§ Task: Transcribe each record below word for word.

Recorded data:
◆ ◆ ◆ ◆ ◆

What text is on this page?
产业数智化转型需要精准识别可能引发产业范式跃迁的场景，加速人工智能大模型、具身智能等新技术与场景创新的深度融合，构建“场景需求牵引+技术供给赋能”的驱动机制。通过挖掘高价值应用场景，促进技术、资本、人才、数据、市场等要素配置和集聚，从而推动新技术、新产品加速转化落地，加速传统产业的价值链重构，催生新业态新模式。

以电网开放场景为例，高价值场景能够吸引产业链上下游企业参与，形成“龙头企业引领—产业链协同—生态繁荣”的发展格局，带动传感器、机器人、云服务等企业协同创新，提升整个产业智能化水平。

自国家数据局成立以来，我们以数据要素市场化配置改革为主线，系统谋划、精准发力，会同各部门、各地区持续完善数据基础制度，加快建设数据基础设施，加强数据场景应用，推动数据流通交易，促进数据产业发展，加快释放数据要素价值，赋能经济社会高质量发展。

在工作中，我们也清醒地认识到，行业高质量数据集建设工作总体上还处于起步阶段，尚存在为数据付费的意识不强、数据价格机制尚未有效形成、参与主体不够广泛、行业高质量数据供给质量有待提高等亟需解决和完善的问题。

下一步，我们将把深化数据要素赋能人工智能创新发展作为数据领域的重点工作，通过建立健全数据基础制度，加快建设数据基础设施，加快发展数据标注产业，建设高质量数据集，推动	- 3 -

◆ ◆ ◆ ◆ ◆

§ Expected answer:
What text is on this page?
产业数智化转型需要精准识别可能引发产业范式跃迁的场景，加速人工智能大模型、具身智能等新技术与场景创新的深度融合，构建“场景需求牵引+技术供给赋能”的驱动机制。通过挖掘高价值应用场景，促进技术、资本、人才、数据、市场等要素配置和集聚，从而推动新技术、新产品加速转化落地，加速传统产业的价值链重构，催生新业态新模式。

以电网开放场景为例，高价值场景能够吸引产业链上下游企业参与，形成“龙头企业引领—产业链协同—生态繁荣”的发展格局，带动传感器、机器人、云服务等企业协同创新，提升整个产业智能化水平。

自国家数据局成立以来，我们以数据要素市场化配置改革为主线，系统谋划、精准发力，会同各部门、各地区持续完善数据基础制度，加快建设数据基础设施，加强数据场景应用，推动数据流通交易，促进数据产业发展，加快释放数据要素价值，赋能经济社会高质量发展。

在工作中，我们也清醒地认识到，行业高质量数据集建设工作总体上还处于起步阶段，尚存在为数据付费的意识不强、数据价格机制尚未有效形成、参与主体不够广泛、行业高质量数据供给质量有待提高等亟需解决和完善的问题。

下一步，我们将把深化数据要素赋能人工智能创新发展作为数据领域的重点工作，通过建立健全数据基础制度，加快建设数据基础设施，加快发展数据标注产业，建设高质量数据集，推动	- 3 -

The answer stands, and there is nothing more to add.